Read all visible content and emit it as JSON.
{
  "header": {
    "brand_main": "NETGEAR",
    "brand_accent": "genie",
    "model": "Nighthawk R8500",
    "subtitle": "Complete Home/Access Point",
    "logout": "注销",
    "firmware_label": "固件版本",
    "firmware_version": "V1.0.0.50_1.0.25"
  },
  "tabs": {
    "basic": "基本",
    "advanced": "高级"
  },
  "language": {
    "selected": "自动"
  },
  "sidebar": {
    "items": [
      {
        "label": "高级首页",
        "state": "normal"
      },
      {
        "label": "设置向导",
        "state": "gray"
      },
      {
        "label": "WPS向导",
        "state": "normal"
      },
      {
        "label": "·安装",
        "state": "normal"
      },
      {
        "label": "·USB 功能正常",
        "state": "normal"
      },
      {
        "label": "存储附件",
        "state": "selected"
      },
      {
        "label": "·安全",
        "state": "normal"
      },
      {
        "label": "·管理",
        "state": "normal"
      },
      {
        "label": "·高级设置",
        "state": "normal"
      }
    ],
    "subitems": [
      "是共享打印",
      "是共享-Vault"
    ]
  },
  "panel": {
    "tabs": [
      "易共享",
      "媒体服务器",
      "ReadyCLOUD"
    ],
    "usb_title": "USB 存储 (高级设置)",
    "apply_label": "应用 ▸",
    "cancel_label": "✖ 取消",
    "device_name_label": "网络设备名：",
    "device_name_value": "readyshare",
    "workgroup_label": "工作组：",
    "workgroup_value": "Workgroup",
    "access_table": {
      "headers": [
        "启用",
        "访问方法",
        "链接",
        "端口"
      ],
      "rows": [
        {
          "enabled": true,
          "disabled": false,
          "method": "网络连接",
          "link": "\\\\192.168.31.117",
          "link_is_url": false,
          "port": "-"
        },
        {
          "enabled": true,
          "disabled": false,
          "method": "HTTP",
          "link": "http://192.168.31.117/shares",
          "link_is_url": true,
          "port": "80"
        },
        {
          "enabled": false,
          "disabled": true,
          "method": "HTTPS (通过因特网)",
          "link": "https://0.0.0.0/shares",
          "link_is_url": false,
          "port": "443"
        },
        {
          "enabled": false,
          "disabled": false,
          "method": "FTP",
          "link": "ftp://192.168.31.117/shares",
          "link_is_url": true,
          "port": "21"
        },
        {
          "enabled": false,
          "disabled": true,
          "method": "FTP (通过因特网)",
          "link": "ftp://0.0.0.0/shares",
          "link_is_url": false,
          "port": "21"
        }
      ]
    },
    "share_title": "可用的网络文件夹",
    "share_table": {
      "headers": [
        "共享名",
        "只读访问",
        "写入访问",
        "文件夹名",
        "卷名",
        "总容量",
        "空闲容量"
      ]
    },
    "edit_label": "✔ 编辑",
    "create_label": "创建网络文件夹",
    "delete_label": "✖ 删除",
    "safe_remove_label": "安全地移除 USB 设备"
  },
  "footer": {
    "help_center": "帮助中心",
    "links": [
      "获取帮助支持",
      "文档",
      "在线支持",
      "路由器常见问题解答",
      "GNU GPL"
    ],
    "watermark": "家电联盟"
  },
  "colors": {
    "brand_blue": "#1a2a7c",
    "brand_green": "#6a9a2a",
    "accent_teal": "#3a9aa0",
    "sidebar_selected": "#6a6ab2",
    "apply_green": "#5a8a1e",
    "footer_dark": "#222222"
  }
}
________________________________________
◆ **Short problem**
Return the material exactly as it stands.

◆ **Exercise output**
Read all visible content and emit it as JSON.
{
  "header": {
    "brand_main": "NETGEAR",
    "brand_accent": "genie",
    "model": "Nighthawk R8500",
    "subtitle": "Complete Home/Access Point",
    "logout": "注销",
    "firmware_label": "固件版本",
    "firmware_version": "V1.0.0.50_1.0.25"
  },
  "tabs": {
    "basic": "基本",
    "advanced": "高级"
  },
  "language": {
    "selected": "自动"
  },
  "sidebar": {
    "items": [
      {
        "label": "高级首页",
        "state": "normal"
      },
      {
        "label": "设置向导",
        "state": "gray"
      },
      {
        "label": "WPS向导",
        "state": "normal"
      },
      {
        "label": "·安装",
        "state": "normal"
      },
      {
        "label": "·USB 功能正常",
        "state": "normal"
      },
      {
        "label": "存储附件",
        "state": "selected"
      },
      {
        "label": "·安全",
        "state": "normal"
      },
      {
        "label": "·管理",
        "state": "normal"
      },
      {
        "label": "·高级设置",
        "state": "normal"
      }
    ],
    "subitems": [
      "是共享打印",
      "是共享-Vault"
    ]
  },
  "panel": {
    "tabs": [
      "易共享",
      "媒体服务器",
      "ReadyCLOUD"
    ],
    "usb_title": "USB 存储 (高级设置)",
    "apply_label": "应用 ▸",
    "cancel_label": "✖ 取消",
    "device_name_label": "网络设备名：",
    "device_name_value": "readyshare",
    "workgroup_label": "工作组：",
    "workgroup_value": "Workgroup",
    "access_table": {
      "headers": [
        "启用",
        "访问方法",
        "链接",
        "端口"
      ],
      "rows": [
        {
          "enabled": true,
          "disabled": false,
          "method": "网络连接",
          "link": "\\\\192.168.31.117",
          "link_is_url": false,
          "port": "-"
        },
        {
          "enabled": true,
          "disabled": false,
          "method": "HTTP",
          "link": "http://192.168.31.117/shares",
          "link_is_url": true,
          "port": "80"
        },
        {
          "enabled": false,
          "disabled": true,
          "method": "HTTPS (通过因特网)",
          "link": "https://0.0.0.0/shares",
          "link_is_url": false,
          "port": "443"
        },
        {
          "enabled": false,
          "disabled": false,
          "method": "FTP",
          "link": "ftp://192.168.31.117/shares",
          "link_is_url": true,
          "port": "21"
        },
        {
          "enabled": false,
          "disabled": true,
          "method": "FTP (通过因特网)",
          "link": "ftp://0.0.0.0/shares",
          "link_is_url": false,
          "port": "21"
        }
      ]
    },
    "share_title": "可用的网络文件夹",
    "share_table": {
      "headers": [
        "共享名",
        "只读访问",
        "写入访问",
        "文件夹名",
        "卷名",
        "总容量",
        "空闲容量"
      ]
    },
    "edit_label": "✔ 编辑",
    "create_label": "创建网络文件夹",
    "delete_label": "✖ 删除",
    "safe_remove_label": "安全地移除 USB 设备"
  },
  "footer": {
    "help_center": "帮助中心",
    "links": [
      "获取帮助支持",
      "文档",
      "在线支持",
      "路由器常见问题解答",
      "GNU GPL"
    ],
    "watermark": "家电联盟"
  },
  "colors": {
    "brand_blue": "#1a2a7c",
    "brand_green": "#6a9a2a",
    "accent_teal": "#3a9aa0",
    "sidebar_selected": "#6a6ab2",
    "apply_green": "#5a8a1e",
    "footer_dark": "#222222"
  }
}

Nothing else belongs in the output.